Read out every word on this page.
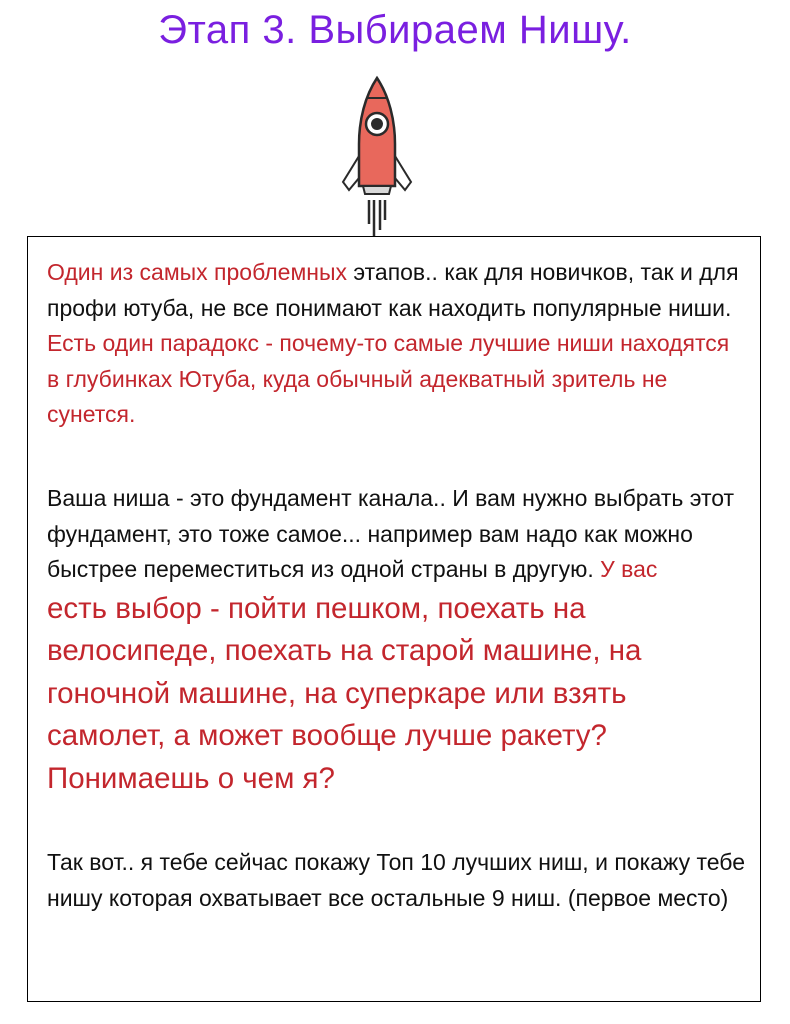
Этап 3. Выбираем Нишу.

Один из самых проблемных этапов.. как для новичков, так и для профи ютуба, не все понимают как находить популярные ниши. Есть один парадокс - почему-то самые лучшие ниши находятся в глубинках Ютуба, куда обычный адекватный зритель не сунется.

Ваша ниша - это фундамент канала.. И вам нужно выбрать этот фундамент, это тоже самое... например вам надо как можно быстрее переместиться из одной страны в другую. У вас
есть выбор - пойти пешком, поехать на велосипеде, поехать на старой машине, на гоночной машине, на суперкаре или взять самолет, а может вообще лучше ракету? Понимаешь о чем я?

Так вот.. я тебе сейчас покажу Топ 10 лучших ниш, и покажу тебе нишу которая охватывает все остальные 9 ниш. (первое место)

(INSTRUCTIONS TO FOLLOW) Working from the material above, transcribe it exactly while omitting pictures.

(THE COMPLETED TASK)
Read out every word on this page.
Этап 3. Выбираем Нишу.

Один из самых проблемных этапов.. как для новичков, так и для профи ютуба, не все понимают как находить популярные ниши. Есть один парадокс - почему-то самые лучшие ниши находятся в глубинках Ютуба, куда обычный адекватный зритель не сунется.

Ваша ниша - это фундамент канала.. И вам нужно выбрать этот фундамент, это тоже самое... например вам надо как можно быстрее переместиться из одной страны в другую. У вас
есть выбор - пойти пешком, поехать на велосипеде, поехать на старой машине, на гоночной машине, на суперкаре или взять самолет, а может вообще лучше ракету? Понимаешь о чем я?

Так вот.. я тебе сейчас покажу Топ 10 лучших ниш, и покажу тебе нишу которая охватывает все остальные 9 ниш. (первое место)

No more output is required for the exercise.